- [WHAT THE TASK REQUIRES]:
Every entry must be repeated exactly. Exclude all pictures.

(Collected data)

++++++++++

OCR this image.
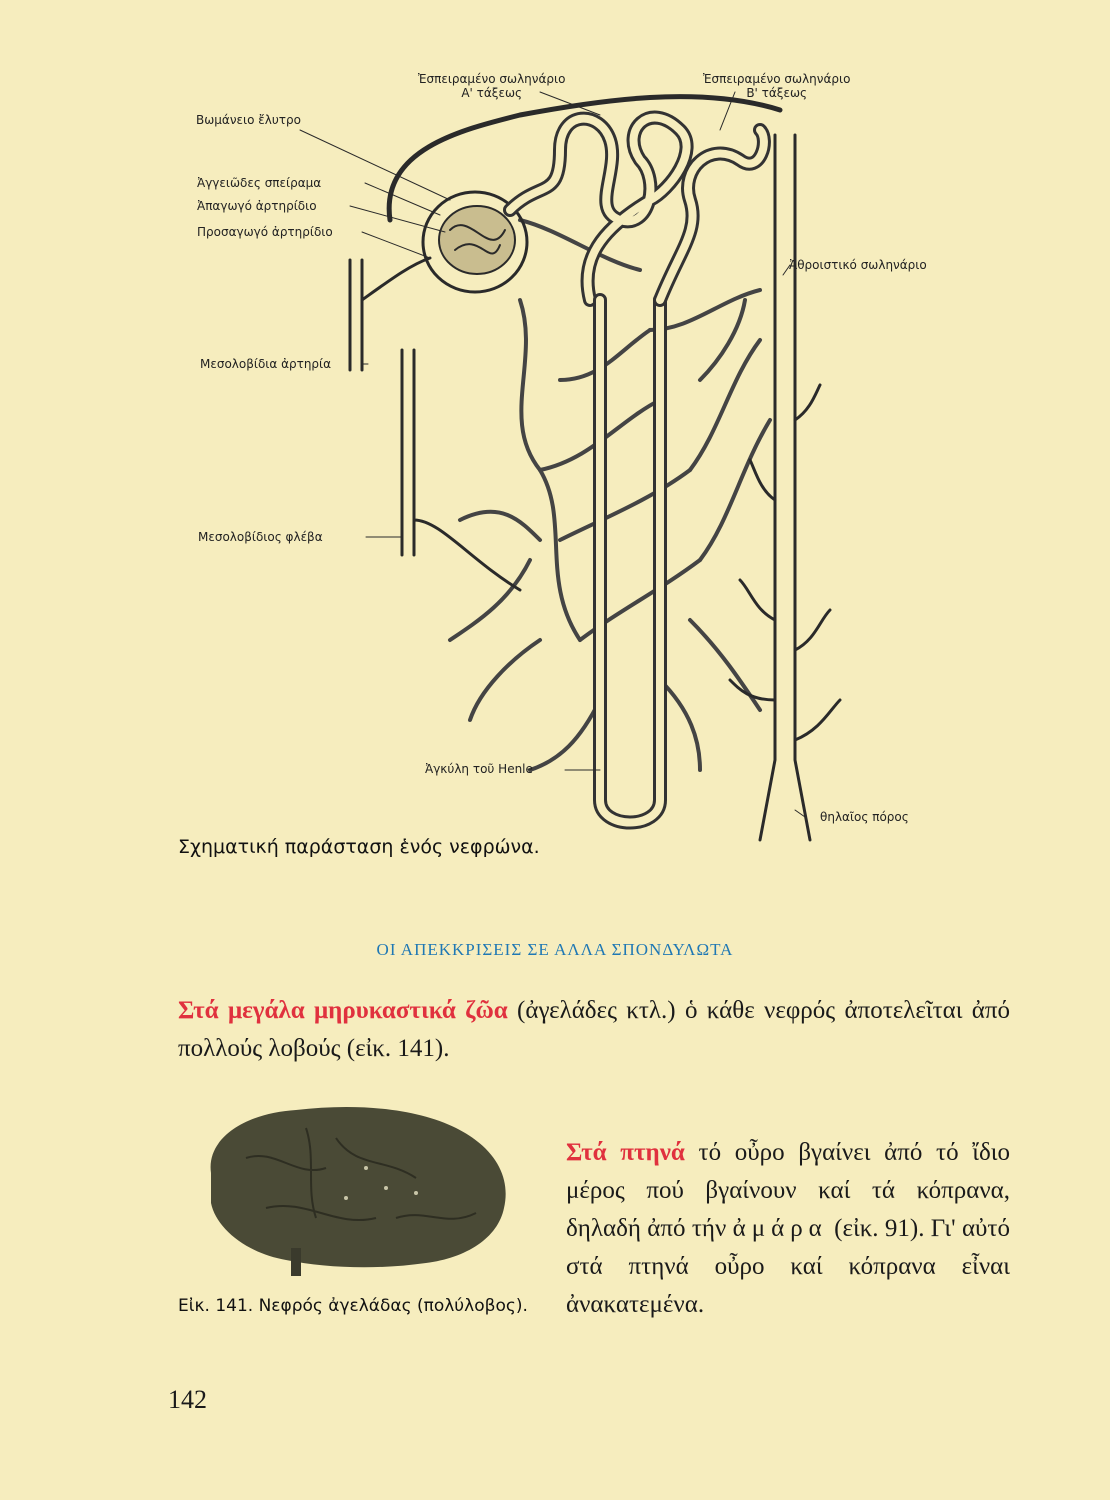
Βωμάνειο ἔλυτρο
Ἀγγειῶδες σπείραμα
Ἀπαγωγό ἀρτηρίδιο
Προσαγωγό ἀρτηρίδιο
Μεσολοβίδια ἀρτηρία
Μεσολοβίδιος φλέβα
Ἐσπειραμένο σωληνάριο
Α' τάξεως
Ἐσπειραμένο σωληνάριο
Β' τάξεως
Ἀθροιστικό σωληνάριο
Ἀγκύλη τοῦ Henle
θηλαῖος πόρος
Σχηματική παράσταση ἑνός νεφρώνα.
ΟΙ ΑΠΕΚΚΡΙΣΕΙΣ ΣΕ ΑΛΛΑ ΣΠΟΝΔΥΛΩΤΑ
Στά μεγάλα μηρυκαστικά ζῶα (ἀγελάδες κτλ.) ὁ κάθε νεφρός ἀποτελεῖται ἀπό πολλούς λοβούς (εἰκ. 141).
Εἰκ. 141. Νεφρός ἀγελάδας (πολύλοβος).
Στά πτηνά τό οὖρο βγαίνει ἀπό τό ἴδιο μέρος πού βγαίνουν καί τά κόπρανα, δηλαδή ἀπό τήν ἀμάρα (εἰκ. 91). Γι' αὐτό στά πτηνά οὖρο καί κόπρανα εἶναι ἀνακατεμένα.
142
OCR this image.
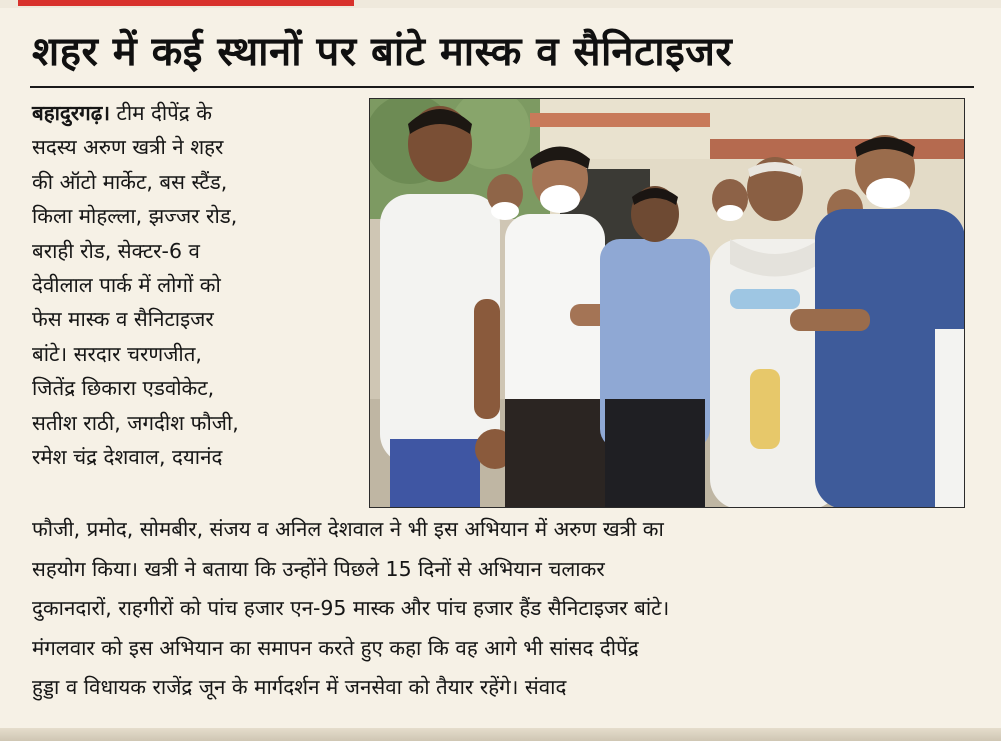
शहर में कई स्थानों पर बांटे मास्क व सैनिटाइजर
बहादुरगढ़। टीम दीपेंद्र के
सदस्य अरुण खत्री ने शहर
की ऑटो मार्केट, बस स्टैंड,
किला मोहल्ला, झज्जर रोड,
बराही रोड, सेक्टर-6 व
देवीलाल पार्क में लोगों को
फेस मास्क व सैनिटाइजर
बांटे। सरदार चरणजीत,
जितेंद्र छिकारा एडवोकेट,
सतीश राठी, जगदीश फौजी,
रमेश चंद्र देशवाल, दयानंद
फौजी, प्रमोद, सोमबीर, संजय व अनिल देशवाल ने भी इस अभियान में अरुण खत्री का
सहयोग किया। खत्री ने बताया कि उन्होंने पिछले 15 दिनों से अभियान चलाकर
दुकानदारों, राहगीरों को पांच हजार एन-95 मास्क और पांच हजार हैंड सैनिटाइजर बांटे।
मंगलवार को इस अभियान का समापन करते हुए कहा कि वह आगे भी सांसद दीपेंद्र
हुड्डा व विधायक राजेंद्र जून के मार्गदर्शन में जनसेवा को तैयार रहेंगे। संवाद
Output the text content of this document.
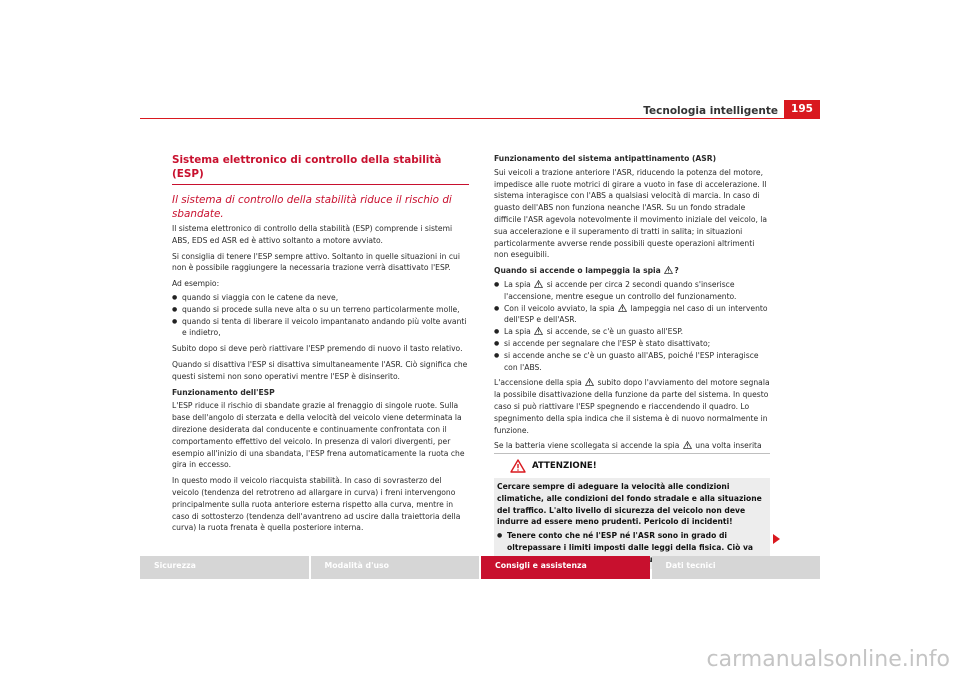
Tecnologia intelligente	195
Sistema elettronico di controllo della stabilità (ESP)
Il sistema di controllo della stabilità riduce il rischio di sbandate.

Il sistema elettronico di controllo della stabilità (ESP) comprende i sistemi ABS, EDS ed ASR ed è attivo soltanto a motore avviato.

Si consiglia di tenere l'ESP sempre attivo. Soltanto in quelle situazioni in cui non è possibile raggiungere la necessaria trazione verrà disattivato l'ESP.

Ad esempio:

● quando si viaggia con le catene da neve,
● quando si procede sulla neve alta o su un terreno particolarmente molle,
● quando si tenta di liberare il veicolo impantanato andando più volte avanti e indietro,

Subito dopo si deve però riattivare l'ESP premendo di nuovo il tasto relativo.

Quando si disattiva l'ESP si disattiva simultaneamente l'ASR. Ciò significa che questi sistemi non sono operativi mentre l'ESP è disinserito.

Funzionamento dell'ESP

L'ESP riduce il rischio di sbandate grazie al frenaggio di singole ruote. Sulla base dell'angolo di sterzata e della velocità del veicolo viene determinata la direzione desiderata dal conducente e continuamente confrontata con il comportamento effettivo del veicolo. In presenza di valori divergenti, per esempio all'inizio di una sbandata, l'ESP frena automaticamente la ruota che gira in eccesso.

In questo modo il veicolo riacquista stabilità. In caso di sovrasterzo del veicolo (tendenza del retrotreno ad allargare in curva) i freni intervengono principalmente sulla ruota anteriore esterna rispetto alla curva, mentre in caso di sottosterzo (tendenza dell'avantreno ad uscire dalla traiettoria della curva) la ruota frenata è quella posteriore interna.

Funzionamento del sistema antipattinamento (ASR)

Sui veicoli a trazione anteriore l'ASR, riducendo la potenza del motore, impedisce alle ruote motrici di girare a vuoto in fase di accelerazione. Il sistema interagisce con l'ABS a qualsiasi velocità di marcia. In caso di guasto dell'ABS non funziona neanche l'ASR. Su un fondo stradale difficile l'ASR agevola notevolmente il movimento iniziale del veicolo, la sua accelerazione e il superamento di tratti in salita; in situazioni particolarmente avverse rende possibili queste operazioni altrimenti non eseguibili.

Quando si accende o lampeggia la spia ?
● La spia si accende per circa 2 secondi quando s'inserisce l'accensione, mentre esegue un controllo del funzionamento.
● Con il veicolo avviato, la spia lampeggia nel caso di un intervento dell'ESP e dell'ASR.
● La spia si accende, se c'è un guasto all'ESP.
● si accende per segnalare che l'ESP è stato disattivato;
● si accende anche se c'è un guasto all'ABS, poiché l'ESP interagisce con l'ABS.

L'accensione della spia subito dopo l'avviamento del motore segnala la possibile disattivazione della funzione da parte del sistema. In questo caso si può riattivare l'ESP spegnendo e riaccendendo il quadro. Lo spegnimento della spia indica che il sistema è di nuovo normalmente in funzione.

Se la batteria viene scollegata si accende la spia una volta inserita

ATTENZIONE!

Cercare sempre di adeguare la velocità alle condizioni climatiche, alle condizioni del fondo stradale e alla situazione del traffico. L'alto livello di sicurezza del veicolo non deve indurre ad essere meno prudenti. Pericolo di incidenti!

● Tenere conto che né l'ESP né l'ASR sono in grado di oltrepassare i limiti imposti dalle leggi della fisica. Ciò va
Sicurezza	Modalità d'uso	Consigli e assistenza	Dati tecnici
carmanualsonline.info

++++++++++

- [SOLVED PROBLEM]:
OCR this image.
Βωμάνειο ἔλυτρο
Ἀγγειῶδες σπείραμα
Ἀπαγωγό ἀρτηρίδιο
Προσαγωγό ἀρτηρίδιο
Μεσολοβίδια ἀρτηρία
Μεσολοβίδιος φλέβα
Ἐσπειραμένο σωληνάριο
Α' τάξεως
Ἐσπειραμένο σωληνάριο
Β' τάξεως
Ἀθροιστικό σωληνάριο
Ἀγκύλη τοῦ Henle
θηλαῖος πόρος
Σχηματική παράσταση ἑνός νεφρώνα.
ΟΙ ΑΠΕΚΚΡΙΣΕΙΣ ΣΕ ΑΛΛΑ ΣΠΟΝΔΥΛΩΤΑ
Στά μεγάλα μηρυκαστικά ζῶα (ἀγελάδες κτλ.) ὁ κάθε νεφρός ἀποτελεῖται ἀπό πολλούς λοβούς (εἰκ. 141).
Εἰκ. 141. Νεφρός ἀγελάδας (πολύλοβος).
Στά πτηνά τό οὖρο βγαίνει ἀπό τό ἴδιο μέρος πού βγαίνουν καί τά κόπρανα, δηλαδή ἀπό τήν ἀμάρα (εἰκ. 91). Γι' αὐτό στά πτηνά οὖρο καί κόπρανα εἶναι ἀνακατεμένα.
142
OCR this image.
शहर में कई स्थानों पर बांटे मास्क व सैनिटाइजर
बहादुरगढ़। टीम दीपेंद्र के
सदस्य अरुण खत्री ने शहर
की ऑटो मार्केट, बस स्टैंड,
किला मोहल्ला, झज्जर रोड,
बराही रोड, सेक्टर-6 व
देवीलाल पार्क में लोगों को
फेस मास्क व सैनिटाइजर
बांटे। सरदार चरणजीत,
जितेंद्र छिकारा एडवोकेट,
सतीश राठी, जगदीश फौजी,
रमेश चंद्र देशवाल, दयानंद
फौजी, प्रमोद, सोमबीर, संजय व अनिल देशवाल ने भी इस अभियान में अरुण खत्री का
सहयोग किया। खत्री ने बताया कि उन्होंने पिछले 15 दिनों से अभियान चलाकर
दुकानदारों, राहगीरों को पांच हजार एन-95 मास्क और पांच हजार हैंड सैनिटाइजर बांटे।
मंगलवार को इस अभियान का समापन करते हुए कहा कि वह आगे भी सांसद दीपेंद्र
हुड्डा व विधायक राजेंद्र जून के मार्गदर्शन में जनसेवा को तैयार रहेंगे। संवाद
Output the text content of this document.
Tecnologia intelligente	195
Sistema elettronico di controllo della stabilità (ESP)
Il sistema di controllo della stabilità riduce il rischio di sbandate.

Il sistema elettronico di controllo della stabilità (ESP) comprende i sistemi ABS, EDS ed ASR ed è attivo soltanto a motore avviato.

Si consiglia di tenere l'ESP sempre attivo. Soltanto in quelle situazioni in cui non è possibile raggiungere la necessaria trazione verrà disattivato l'ESP.

Ad esempio:

● quando si viaggia con le catene da neve,
● quando si procede sulla neve alta o su un terreno particolarmente molle,
● quando si tenta di liberare il veicolo impantanato andando più volte avanti e indietro,

Subito dopo si deve però riattivare l'ESP premendo di nuovo il tasto relativo.

Quando si disattiva l'ESP si disattiva simultaneamente l'ASR. Ciò significa che questi sistemi non sono operativi mentre l'ESP è disinserito.

Funzionamento dell'ESP

L'ESP riduce il rischio di sbandate grazie al frenaggio di singole ruote. Sulla base dell'angolo di sterzata e della velocità del veicolo viene determinata la direzione desiderata dal conducente e continuamente confrontata con il comportamento effettivo del veicolo. In presenza di valori divergenti, per esempio all'inizio di una sbandata, l'ESP frena automaticamente la ruota che gira in eccesso.

In questo modo il veicolo riacquista stabilità. In caso di sovrasterzo del veicolo (tendenza del retrotreno ad allargare in curva) i freni intervengono principalmente sulla ruota anteriore esterna rispetto alla curva, mentre in caso di sottosterzo (tendenza dell'avantreno ad uscire dalla traiettoria della curva) la ruota frenata è quella posteriore interna.

Funzionamento del sistema antipattinamento (ASR)

Sui veicoli a trazione anteriore l'ASR, riducendo la potenza del motore, impedisce alle ruote motrici di girare a vuoto in fase di accelerazione. Il sistema interagisce con l'ABS a qualsiasi velocità di marcia. In caso di guasto dell'ABS non funziona neanche l'ASR. Su un fondo stradale difficile l'ASR agevola notevolmente il movimento iniziale del veicolo, la sua accelerazione e il superamento di tratti in salita; in situazioni particolarmente avverse rende possibili queste operazioni altrimenti non eseguibili.

Quando si accende o lampeggia la spia ?
● La spia si accende per circa 2 secondi quando s'inserisce l'accensione, mentre esegue un controllo del funzionamento.
● Con il veicolo avviato, la spia lampeggia nel caso di un intervento dell'ESP e dell'ASR.
● La spia si accende, se c'è un guasto all'ESP.
● si accende per segnalare che l'ESP è stato disattivato;
● si accende anche se c'è un guasto all'ABS, poiché l'ESP interagisce con l'ABS.

L'accensione della spia subito dopo l'avviamento del motore segnala la possibile disattivazione della funzione da parte del sistema. In questo caso si può riattivare l'ESP spegnendo e riaccendendo il quadro. Lo spegnimento della spia indica che il sistema è di nuovo normalmente in funzione.

Se la batteria viene scollegata si accende la spia una volta inserita

ATTENZIONE!

Cercare sempre di adeguare la velocità alle condizioni climatiche, alle condizioni del fondo stradale e alla situazione del traffico. L'alto livello di sicurezza del veicolo non deve indurre ad essere meno prudenti. Pericolo di incidenti!

● Tenere conto che né l'ESP né l'ASR sono in grado di oltrepassare i limiti imposti dalle leggi della fisica. Ciò va
Sicurezza	Modalità d'uso	Consigli e assistenza	Dati tecnici
carmanualsonline.info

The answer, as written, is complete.